## The request
Set each entry down verbatim, omitting images.

## Data provided

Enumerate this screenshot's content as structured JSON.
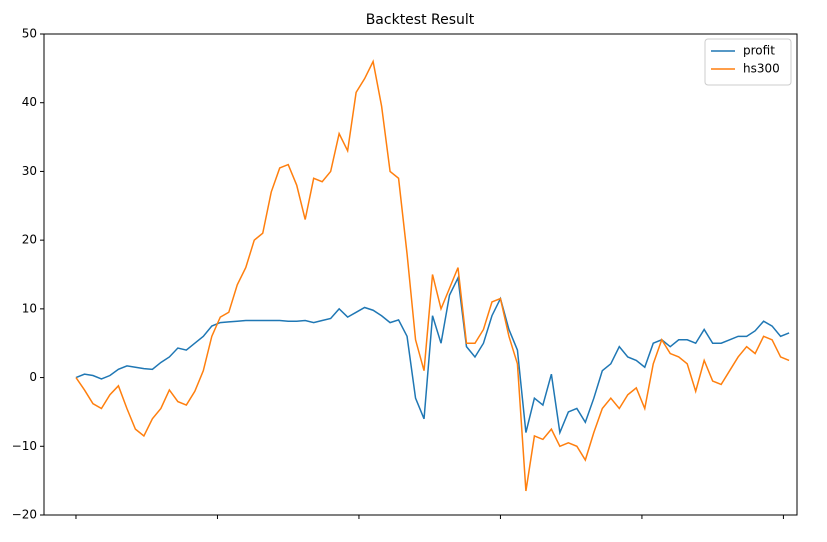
{
  "chart_data": {
    "type": "line",
    "title": "Backtest Result",
    "x": [
      0,
      3,
      6,
      9,
      12,
      15,
      18,
      21,
      24,
      27,
      30,
      33,
      36,
      39,
      42,
      45,
      48,
      51,
      54,
      57,
      60,
      63,
      66,
      69,
      72,
      75,
      78,
      81,
      84,
      87,
      90,
      93,
      96,
      99,
      102,
      105,
      108,
      111,
      114,
      117,
      120,
      123,
      126,
      129,
      132,
      135,
      138,
      141,
      144,
      147,
      150,
      153,
      156,
      159,
      162,
      165,
      168,
      171,
      174,
      177,
      180,
      183,
      186,
      189,
      192,
      195,
      198,
      201,
      204,
      207,
      210,
      213,
      216,
      219,
      222,
      225,
      228,
      231,
      234,
      237,
      240,
      243,
      246,
      249,
      252
    ],
    "series": [
      {
        "name": "profit",
        "color": "#1f77b4",
        "values": [
          0,
          0.5,
          0.3,
          -0.2,
          0.3,
          1.2,
          1.7,
          1.5,
          1.3,
          1.2,
          2.2,
          3.0,
          4.3,
          4.0,
          5.0,
          6.0,
          7.5,
          8.0,
          8.1,
          8.2,
          8.3,
          8.3,
          8.3,
          8.3,
          8.3,
          8.2,
          8.2,
          8.3,
          8.0,
          8.3,
          8.6,
          10.0,
          8.8,
          9.5,
          10.2,
          9.8,
          9.0,
          8.0,
          8.4,
          6.0,
          -3.0,
          -6.0,
          9.0,
          5.0,
          12.0,
          14.5,
          4.5,
          3.0,
          5.0,
          9.0,
          11.5,
          7.0,
          4.0,
          -8.0,
          -3.0,
          -4.0,
          0.5,
          -8.0,
          -5.0,
          -4.5,
          -6.5,
          -3.0,
          1.0,
          2.0,
          4.5,
          3.0,
          2.5,
          1.5,
          5.0,
          5.5,
          4.5,
          5.5,
          5.5,
          5.0,
          7.0,
          5.0,
          5.0,
          5.5,
          6.0,
          6.0,
          6.8,
          8.2,
          7.5,
          6.0,
          6.5
        ]
      },
      {
        "name": "hs300",
        "color": "#ff7f0e",
        "values": [
          0,
          -1.8,
          -3.8,
          -4.5,
          -2.5,
          -1.2,
          -4.5,
          -7.5,
          -8.5,
          -6,
          -4.5,
          -1.8,
          -3.5,
          -4,
          -2,
          1,
          6,
          8.8,
          9.5,
          13.5,
          16,
          20,
          21,
          27,
          30.5,
          31,
          28,
          23,
          29,
          28.5,
          30,
          35.5,
          33,
          41.5,
          43.5,
          46,
          39.5,
          30,
          29,
          18,
          5.5,
          1,
          15,
          10,
          13,
          16,
          5,
          5,
          7,
          11,
          11.5,
          6,
          2,
          -16.5,
          -8.5,
          -9,
          -7.5,
          -10,
          -9.5,
          -10,
          -12,
          -8,
          -4.5,
          -3,
          -4.5,
          -2.5,
          -1.5,
          -4.5,
          2,
          5.5,
          3.5,
          3,
          2,
          -2,
          2.5,
          -0.5,
          -1,
          1,
          3,
          4.5,
          3.5,
          6,
          5.5,
          3,
          2.5
        ]
      }
    ],
    "xlim": [
      -11.3,
      254.8
    ],
    "xticks": [
      0,
      50,
      100,
      150,
      200,
      250
    ],
    "ylim": [
      -20,
      50
    ],
    "yticks": [
      {
        "value": -20,
        "label": "−20"
      },
      {
        "value": -10,
        "label": "−10"
      },
      0,
      10,
      20,
      30,
      40,
      50
    ],
    "legend": "upper right"
  }
}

## Correct result
Enumerate this screenshot's content as structured JSON.
{
  "chart_data": {
    "type": "line",
    "title": "Backtest Result",
    "x": [
      0,
      3,
      6,
      9,
      12,
      15,
      18,
      21,
      24,
      27,
      30,
      33,
      36,
      39,
      42,
      45,
      48,
      51,
      54,
      57,
      60,
      63,
      66,
      69,
      72,
      75,
      78,
      81,
      84,
      87,
      90,
      93,
      96,
      99,
      102,
      105,
      108,
      111,
      114,
      117,
      120,
      123,
      126,
      129,
      132,
      135,
      138,
      141,
      144,
      147,
      150,
      153,
      156,
      159,
      162,
      165,
      168,
      171,
      174,
      177,
      180,
      183,
      186,
      189,
      192,
      195,
      198,
      201,
      204,
      207,
      210,
      213,
      216,
      219,
      222,
      225,
      228,
      231,
      234,
      237,
      240,
      243,
      246,
      249,
      252
    ],
    "series": [
      {
        "name": "profit",
        "color": "#1f77b4",
        "values": [
          0,
          0.5,
          0.3,
          -0.2,
          0.3,
          1.2,
          1.7,
          1.5,
          1.3,
          1.2,
          2.2,
          3.0,
          4.3,
          4.0,
          5.0,
          6.0,
          7.5,
          8.0,
          8.1,
          8.2,
          8.3,
          8.3,
          8.3,
          8.3,
          8.3,
          8.2,
          8.2,
          8.3,
          8.0,
          8.3,
          8.6,
          10.0,
          8.8,
          9.5,
          10.2,
          9.8,
          9.0,
          8.0,
          8.4,
          6.0,
          -3.0,
          -6.0,
          9.0,
          5.0,
          12.0,
          14.5,
          4.5,
          3.0,
          5.0,
          9.0,
          11.5,
          7.0,
          4.0,
          -8.0,
          -3.0,
          -4.0,
          0.5,
          -8.0,
          -5.0,
          -4.5,
          -6.5,
          -3.0,
          1.0,
          2.0,
          4.5,
          3.0,
          2.5,
          1.5,
          5.0,
          5.5,
          4.5,
          5.5,
          5.5,
          5.0,
          7.0,
          5.0,
          5.0,
          5.5,
          6.0,
          6.0,
          6.8,
          8.2,
          7.5,
          6.0,
          6.5
        ]
      },
      {
        "name": "hs300",
        "color": "#ff7f0e",
        "values": [
          0,
          -1.8,
          -3.8,
          -4.5,
          -2.5,
          -1.2,
          -4.5,
          -7.5,
          -8.5,
          -6,
          -4.5,
          -1.8,
          -3.5,
          -4,
          -2,
          1,
          6,
          8.8,
          9.5,
          13.5,
          16,
          20,
          21,
          27,
          30.5,
          31,
          28,
          23,
          29,
          28.5,
          30,
          35.5,
          33,
          41.5,
          43.5,
          46,
          39.5,
          30,
          29,
          18,
          5.5,
          1,
          15,
          10,
          13,
          16,
          5,
          5,
          7,
          11,
          11.5,
          6,
          2,
          -16.5,
          -8.5,
          -9,
          -7.5,
          -10,
          -9.5,
          -10,
          -12,
          -8,
          -4.5,
          -3,
          -4.5,
          -2.5,
          -1.5,
          -4.5,
          2,
          5.5,
          3.5,
          3,
          2,
          -2,
          2.5,
          -0.5,
          -1,
          1,
          3,
          4.5,
          3.5,
          6,
          5.5,
          3,
          2.5
        ]
      }
    ],
    "xlim": [
      -11.3,
      254.8
    ],
    "xticks": [
      0,
      50,
      100,
      150,
      200,
      250
    ],
    "ylim": [
      -20,
      50
    ],
    "yticks": [
      {
        "value": -20,
        "label": "−20"
      },
      {
        "value": -10,
        "label": "−10"
      },
      0,
      10,
      20,
      30,
      40,
      50
    ],
    "legend": "upper right"
  }
}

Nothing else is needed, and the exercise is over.